Direction:
Output a single figure: the number of lines in which the word "Chinese" appears.

Items from a dataset:
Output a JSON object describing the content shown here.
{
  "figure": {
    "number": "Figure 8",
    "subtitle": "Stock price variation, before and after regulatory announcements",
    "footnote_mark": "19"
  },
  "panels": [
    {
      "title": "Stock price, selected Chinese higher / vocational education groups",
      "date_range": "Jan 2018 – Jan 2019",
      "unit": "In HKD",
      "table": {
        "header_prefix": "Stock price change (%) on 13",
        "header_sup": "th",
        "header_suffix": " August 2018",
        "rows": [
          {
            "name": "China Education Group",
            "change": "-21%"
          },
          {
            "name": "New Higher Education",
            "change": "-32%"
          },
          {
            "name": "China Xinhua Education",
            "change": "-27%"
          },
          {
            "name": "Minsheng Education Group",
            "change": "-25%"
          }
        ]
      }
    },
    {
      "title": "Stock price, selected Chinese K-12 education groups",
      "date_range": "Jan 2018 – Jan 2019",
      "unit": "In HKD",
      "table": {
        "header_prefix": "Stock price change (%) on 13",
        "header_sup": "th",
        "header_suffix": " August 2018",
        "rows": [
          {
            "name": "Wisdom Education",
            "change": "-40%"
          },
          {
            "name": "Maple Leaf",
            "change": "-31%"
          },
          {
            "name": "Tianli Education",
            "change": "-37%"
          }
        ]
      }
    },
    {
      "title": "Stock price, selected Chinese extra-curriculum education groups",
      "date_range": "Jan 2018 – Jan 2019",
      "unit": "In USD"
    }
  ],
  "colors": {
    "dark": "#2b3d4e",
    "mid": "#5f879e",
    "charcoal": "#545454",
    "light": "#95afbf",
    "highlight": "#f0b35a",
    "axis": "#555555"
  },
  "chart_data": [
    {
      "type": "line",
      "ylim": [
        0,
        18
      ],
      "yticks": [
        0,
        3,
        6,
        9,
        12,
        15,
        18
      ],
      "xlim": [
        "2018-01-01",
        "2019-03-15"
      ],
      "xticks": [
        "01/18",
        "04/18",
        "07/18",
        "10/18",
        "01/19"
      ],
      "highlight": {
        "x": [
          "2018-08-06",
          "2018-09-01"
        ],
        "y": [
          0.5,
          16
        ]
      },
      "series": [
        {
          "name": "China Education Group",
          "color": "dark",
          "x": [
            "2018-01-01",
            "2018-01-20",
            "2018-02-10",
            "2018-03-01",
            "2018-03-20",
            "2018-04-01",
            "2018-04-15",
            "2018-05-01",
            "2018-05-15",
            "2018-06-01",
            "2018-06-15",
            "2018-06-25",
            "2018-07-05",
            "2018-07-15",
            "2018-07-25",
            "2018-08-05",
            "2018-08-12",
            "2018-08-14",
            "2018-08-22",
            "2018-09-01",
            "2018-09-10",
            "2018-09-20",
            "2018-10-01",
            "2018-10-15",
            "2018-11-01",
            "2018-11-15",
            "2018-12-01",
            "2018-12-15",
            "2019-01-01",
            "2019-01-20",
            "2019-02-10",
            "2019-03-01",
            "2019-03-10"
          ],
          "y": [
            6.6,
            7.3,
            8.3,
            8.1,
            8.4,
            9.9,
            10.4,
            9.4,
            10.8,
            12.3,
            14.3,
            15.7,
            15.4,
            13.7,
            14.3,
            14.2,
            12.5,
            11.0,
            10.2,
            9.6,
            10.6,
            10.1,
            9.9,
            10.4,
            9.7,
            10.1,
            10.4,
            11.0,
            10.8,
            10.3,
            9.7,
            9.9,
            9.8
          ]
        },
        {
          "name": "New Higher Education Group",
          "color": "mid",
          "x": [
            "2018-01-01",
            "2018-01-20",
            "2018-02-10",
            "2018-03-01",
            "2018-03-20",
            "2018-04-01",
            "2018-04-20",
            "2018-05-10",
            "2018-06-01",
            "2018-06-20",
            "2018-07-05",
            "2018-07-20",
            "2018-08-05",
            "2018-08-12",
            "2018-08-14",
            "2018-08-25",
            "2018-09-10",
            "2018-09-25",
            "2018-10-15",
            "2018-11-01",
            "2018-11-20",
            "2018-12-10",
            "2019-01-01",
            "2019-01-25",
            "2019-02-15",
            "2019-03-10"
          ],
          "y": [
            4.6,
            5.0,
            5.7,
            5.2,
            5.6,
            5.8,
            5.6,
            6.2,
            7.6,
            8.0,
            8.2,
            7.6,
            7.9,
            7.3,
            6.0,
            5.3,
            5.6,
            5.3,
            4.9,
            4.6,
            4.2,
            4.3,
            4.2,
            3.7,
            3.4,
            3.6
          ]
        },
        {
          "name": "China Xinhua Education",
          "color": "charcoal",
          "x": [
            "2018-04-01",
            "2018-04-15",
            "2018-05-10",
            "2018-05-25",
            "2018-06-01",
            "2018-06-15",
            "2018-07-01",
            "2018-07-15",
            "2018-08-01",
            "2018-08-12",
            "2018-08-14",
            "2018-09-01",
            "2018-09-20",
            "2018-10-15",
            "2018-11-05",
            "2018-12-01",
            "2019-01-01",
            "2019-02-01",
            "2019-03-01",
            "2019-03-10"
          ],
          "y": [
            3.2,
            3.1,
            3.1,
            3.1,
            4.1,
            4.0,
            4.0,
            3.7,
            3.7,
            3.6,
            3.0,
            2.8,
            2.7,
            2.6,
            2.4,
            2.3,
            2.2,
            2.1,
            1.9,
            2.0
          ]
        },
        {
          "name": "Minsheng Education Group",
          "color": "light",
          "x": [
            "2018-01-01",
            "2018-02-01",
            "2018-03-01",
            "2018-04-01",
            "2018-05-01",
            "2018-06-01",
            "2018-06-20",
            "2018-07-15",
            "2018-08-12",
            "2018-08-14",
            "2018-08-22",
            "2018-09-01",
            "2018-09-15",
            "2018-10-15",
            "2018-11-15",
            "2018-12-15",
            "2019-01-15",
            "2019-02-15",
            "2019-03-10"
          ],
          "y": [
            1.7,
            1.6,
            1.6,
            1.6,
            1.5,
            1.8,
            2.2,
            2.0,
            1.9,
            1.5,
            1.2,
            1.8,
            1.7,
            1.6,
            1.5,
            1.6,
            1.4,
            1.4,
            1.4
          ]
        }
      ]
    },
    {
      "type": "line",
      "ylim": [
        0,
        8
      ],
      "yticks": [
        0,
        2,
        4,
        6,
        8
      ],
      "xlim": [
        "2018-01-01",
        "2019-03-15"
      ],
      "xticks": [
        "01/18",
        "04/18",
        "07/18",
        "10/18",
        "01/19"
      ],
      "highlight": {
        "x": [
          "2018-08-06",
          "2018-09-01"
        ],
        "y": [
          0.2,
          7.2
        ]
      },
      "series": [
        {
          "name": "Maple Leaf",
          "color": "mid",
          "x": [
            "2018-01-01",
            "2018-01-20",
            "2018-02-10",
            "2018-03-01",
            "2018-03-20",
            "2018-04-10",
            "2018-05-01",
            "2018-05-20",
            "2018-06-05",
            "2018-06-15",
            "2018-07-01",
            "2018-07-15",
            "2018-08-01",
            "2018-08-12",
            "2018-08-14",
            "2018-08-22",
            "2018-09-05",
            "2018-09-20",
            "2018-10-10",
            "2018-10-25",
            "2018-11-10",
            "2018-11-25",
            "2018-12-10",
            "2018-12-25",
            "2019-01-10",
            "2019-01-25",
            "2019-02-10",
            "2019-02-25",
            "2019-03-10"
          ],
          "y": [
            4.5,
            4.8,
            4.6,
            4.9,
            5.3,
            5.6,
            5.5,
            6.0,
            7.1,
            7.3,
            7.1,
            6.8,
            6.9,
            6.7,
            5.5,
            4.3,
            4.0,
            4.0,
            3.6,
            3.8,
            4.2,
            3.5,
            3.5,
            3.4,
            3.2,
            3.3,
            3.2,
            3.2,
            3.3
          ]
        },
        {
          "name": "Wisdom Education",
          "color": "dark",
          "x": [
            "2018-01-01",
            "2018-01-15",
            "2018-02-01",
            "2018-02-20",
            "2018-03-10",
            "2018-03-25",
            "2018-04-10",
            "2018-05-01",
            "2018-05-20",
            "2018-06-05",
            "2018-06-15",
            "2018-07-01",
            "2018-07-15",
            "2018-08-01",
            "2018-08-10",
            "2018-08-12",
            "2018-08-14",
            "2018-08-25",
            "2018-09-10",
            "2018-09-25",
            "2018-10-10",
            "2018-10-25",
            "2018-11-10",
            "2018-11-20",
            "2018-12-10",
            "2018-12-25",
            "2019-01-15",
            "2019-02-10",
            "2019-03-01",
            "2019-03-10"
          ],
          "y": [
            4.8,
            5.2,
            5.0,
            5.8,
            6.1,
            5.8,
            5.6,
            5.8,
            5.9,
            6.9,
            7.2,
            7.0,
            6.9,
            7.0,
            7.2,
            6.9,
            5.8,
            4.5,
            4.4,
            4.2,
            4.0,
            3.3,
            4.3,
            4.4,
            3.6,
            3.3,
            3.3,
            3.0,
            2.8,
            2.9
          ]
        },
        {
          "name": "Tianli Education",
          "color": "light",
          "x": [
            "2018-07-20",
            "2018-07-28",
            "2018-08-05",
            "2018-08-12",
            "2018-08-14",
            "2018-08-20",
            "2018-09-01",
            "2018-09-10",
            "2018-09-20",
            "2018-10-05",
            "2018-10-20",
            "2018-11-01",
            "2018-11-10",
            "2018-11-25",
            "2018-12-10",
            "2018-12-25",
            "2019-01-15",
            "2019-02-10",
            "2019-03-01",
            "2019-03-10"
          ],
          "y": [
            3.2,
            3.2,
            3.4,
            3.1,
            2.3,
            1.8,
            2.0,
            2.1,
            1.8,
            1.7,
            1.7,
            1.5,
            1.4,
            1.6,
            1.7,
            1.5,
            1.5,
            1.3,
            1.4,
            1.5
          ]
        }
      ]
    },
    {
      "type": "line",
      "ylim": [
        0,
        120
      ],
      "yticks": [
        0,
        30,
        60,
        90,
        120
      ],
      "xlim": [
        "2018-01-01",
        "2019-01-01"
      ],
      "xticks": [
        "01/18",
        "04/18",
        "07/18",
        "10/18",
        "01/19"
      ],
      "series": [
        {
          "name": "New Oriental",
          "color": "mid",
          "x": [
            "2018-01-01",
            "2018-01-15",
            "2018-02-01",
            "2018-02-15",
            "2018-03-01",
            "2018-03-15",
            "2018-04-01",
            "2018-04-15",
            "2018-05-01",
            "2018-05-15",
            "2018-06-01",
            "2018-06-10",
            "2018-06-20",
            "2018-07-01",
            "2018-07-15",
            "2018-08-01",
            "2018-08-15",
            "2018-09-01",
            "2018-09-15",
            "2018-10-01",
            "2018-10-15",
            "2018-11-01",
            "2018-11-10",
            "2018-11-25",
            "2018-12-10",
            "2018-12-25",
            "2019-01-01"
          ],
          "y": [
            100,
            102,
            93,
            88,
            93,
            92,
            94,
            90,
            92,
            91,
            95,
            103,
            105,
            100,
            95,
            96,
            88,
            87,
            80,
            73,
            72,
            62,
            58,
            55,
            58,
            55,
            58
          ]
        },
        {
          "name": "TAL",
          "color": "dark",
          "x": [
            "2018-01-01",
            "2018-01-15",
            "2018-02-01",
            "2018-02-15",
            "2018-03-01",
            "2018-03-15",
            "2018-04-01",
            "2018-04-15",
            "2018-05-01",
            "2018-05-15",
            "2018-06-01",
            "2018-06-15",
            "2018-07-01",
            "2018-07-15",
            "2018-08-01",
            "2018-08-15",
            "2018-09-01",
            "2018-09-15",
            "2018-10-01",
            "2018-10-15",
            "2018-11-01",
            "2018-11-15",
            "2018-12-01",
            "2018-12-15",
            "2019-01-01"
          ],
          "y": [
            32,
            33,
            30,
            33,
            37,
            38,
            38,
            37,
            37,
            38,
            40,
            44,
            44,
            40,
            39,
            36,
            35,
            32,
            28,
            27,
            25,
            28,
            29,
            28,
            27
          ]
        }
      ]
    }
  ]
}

Answer to the exercise:
3